[BEGIN INPUT FOR THIS TASK]

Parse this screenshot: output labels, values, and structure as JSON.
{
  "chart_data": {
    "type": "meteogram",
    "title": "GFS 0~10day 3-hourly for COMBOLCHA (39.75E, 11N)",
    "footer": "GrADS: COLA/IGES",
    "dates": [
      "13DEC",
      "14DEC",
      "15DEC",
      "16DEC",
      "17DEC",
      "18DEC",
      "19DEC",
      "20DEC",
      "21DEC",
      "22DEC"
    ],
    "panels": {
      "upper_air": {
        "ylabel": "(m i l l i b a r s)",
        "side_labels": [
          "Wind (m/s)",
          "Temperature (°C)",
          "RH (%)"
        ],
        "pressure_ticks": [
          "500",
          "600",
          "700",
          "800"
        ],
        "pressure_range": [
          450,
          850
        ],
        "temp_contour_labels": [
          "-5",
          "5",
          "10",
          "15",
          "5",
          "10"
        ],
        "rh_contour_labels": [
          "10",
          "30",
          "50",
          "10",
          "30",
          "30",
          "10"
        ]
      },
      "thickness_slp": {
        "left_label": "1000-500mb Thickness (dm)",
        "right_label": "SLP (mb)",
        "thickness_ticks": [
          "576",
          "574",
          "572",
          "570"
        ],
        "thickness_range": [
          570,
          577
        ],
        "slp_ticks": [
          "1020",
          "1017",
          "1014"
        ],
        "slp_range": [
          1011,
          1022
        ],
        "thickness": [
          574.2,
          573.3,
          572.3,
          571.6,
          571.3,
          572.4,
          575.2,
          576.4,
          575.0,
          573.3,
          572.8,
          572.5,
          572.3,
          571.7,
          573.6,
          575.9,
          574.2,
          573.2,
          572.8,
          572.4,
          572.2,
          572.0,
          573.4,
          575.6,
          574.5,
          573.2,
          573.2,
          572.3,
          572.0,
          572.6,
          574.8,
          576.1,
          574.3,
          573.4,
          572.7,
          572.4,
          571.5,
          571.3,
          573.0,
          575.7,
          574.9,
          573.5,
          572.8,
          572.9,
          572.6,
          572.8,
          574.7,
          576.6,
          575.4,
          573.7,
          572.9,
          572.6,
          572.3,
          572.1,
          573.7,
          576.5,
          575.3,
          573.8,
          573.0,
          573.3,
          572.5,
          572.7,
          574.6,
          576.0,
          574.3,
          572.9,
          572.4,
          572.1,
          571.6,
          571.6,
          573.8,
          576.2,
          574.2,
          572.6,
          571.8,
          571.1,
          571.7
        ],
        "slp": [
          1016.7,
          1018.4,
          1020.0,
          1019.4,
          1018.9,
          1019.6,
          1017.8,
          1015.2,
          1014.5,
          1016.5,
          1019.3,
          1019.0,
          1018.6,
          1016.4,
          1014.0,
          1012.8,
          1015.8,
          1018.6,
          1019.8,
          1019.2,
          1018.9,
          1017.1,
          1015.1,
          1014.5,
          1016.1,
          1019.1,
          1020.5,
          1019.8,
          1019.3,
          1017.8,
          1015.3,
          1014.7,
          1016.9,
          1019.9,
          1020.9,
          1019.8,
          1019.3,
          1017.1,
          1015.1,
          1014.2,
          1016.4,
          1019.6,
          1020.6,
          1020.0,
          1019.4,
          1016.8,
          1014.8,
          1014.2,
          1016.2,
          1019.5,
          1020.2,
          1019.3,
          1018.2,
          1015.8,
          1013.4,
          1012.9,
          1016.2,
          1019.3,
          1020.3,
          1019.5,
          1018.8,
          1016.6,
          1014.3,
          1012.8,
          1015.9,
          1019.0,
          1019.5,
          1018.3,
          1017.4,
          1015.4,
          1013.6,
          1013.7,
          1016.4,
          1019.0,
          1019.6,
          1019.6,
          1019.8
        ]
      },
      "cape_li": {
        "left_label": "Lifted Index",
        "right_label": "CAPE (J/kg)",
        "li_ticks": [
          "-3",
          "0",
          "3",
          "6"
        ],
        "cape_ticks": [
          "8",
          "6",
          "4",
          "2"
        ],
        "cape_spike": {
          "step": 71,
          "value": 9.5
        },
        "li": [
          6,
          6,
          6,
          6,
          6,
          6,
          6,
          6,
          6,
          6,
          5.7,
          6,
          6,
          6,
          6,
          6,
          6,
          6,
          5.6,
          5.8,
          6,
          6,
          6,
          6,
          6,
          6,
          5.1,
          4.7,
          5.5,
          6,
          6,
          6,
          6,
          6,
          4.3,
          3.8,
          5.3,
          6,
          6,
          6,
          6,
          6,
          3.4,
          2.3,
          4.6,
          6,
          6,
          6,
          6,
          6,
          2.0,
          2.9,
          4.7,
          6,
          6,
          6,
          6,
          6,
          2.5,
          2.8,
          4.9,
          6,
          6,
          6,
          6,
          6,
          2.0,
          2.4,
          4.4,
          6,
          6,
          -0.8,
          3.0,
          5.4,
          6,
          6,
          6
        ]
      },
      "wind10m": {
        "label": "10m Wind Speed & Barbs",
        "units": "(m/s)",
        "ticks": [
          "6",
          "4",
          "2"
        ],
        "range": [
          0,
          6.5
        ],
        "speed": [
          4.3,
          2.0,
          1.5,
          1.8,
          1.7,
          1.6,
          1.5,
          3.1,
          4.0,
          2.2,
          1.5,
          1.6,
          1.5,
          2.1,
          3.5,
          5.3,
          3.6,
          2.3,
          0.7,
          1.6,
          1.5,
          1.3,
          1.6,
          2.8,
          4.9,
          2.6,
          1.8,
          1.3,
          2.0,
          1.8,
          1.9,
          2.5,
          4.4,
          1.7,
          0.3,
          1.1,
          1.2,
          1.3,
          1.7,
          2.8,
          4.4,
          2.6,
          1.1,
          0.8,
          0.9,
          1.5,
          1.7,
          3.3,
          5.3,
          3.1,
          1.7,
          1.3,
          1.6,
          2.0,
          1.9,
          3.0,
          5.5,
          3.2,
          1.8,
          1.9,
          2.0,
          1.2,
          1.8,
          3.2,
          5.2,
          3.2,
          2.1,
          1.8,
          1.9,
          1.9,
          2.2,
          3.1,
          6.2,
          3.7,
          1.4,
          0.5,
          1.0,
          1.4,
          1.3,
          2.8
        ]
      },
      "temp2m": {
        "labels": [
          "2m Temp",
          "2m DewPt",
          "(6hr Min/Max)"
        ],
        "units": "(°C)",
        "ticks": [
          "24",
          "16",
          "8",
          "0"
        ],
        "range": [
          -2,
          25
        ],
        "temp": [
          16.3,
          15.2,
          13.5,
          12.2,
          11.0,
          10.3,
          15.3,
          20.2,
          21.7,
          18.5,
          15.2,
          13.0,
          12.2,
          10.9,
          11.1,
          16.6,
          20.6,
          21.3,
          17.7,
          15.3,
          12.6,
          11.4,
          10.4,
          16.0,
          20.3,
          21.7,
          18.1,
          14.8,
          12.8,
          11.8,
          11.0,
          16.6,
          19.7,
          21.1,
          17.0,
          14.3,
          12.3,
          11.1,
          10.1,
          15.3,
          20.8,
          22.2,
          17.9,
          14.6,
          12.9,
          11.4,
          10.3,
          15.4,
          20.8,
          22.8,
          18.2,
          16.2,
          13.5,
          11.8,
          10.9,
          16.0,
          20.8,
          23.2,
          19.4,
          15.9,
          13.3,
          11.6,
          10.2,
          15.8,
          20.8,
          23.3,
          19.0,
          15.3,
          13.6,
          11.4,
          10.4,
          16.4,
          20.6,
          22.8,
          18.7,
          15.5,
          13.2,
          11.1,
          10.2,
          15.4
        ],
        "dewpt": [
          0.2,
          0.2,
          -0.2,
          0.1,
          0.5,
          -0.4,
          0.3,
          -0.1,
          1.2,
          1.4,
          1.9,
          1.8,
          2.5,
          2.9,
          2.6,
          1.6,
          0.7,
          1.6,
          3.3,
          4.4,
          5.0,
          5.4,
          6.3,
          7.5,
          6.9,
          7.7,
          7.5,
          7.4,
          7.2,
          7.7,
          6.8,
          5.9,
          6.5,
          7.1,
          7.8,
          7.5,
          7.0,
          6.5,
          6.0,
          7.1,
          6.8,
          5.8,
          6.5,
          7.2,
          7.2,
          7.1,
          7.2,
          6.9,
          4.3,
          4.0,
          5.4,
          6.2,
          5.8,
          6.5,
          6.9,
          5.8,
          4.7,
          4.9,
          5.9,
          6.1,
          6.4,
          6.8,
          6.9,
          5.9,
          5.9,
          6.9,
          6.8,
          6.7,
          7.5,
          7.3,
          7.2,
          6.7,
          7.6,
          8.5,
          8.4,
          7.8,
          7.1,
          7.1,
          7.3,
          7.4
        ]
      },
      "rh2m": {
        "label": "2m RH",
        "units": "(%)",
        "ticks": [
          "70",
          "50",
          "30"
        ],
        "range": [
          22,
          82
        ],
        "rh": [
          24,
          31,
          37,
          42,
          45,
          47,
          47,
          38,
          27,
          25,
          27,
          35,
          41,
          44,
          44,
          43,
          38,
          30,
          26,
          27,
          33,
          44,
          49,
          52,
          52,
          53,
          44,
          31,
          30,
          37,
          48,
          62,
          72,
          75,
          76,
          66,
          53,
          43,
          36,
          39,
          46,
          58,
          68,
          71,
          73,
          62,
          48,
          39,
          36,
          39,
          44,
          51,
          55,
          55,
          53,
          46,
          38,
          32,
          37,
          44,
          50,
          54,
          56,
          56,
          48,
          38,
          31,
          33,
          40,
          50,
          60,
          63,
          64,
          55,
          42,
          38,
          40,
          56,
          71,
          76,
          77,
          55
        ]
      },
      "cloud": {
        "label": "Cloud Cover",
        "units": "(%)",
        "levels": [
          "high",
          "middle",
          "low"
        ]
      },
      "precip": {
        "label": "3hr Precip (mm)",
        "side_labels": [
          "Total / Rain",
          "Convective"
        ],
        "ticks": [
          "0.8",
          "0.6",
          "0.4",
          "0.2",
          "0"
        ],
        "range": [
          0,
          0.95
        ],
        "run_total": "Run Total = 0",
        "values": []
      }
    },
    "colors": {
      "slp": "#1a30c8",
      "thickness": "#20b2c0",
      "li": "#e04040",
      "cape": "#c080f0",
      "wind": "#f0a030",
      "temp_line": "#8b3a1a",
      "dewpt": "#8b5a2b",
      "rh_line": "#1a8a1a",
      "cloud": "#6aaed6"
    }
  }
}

[END INPUT FOR THIS TASK]

Which lines of the data include "values"? Copy each of them.

EXPECTED ANSWER.
Parse this screenshot: output labels, values, and structure as JSON.
        "values": []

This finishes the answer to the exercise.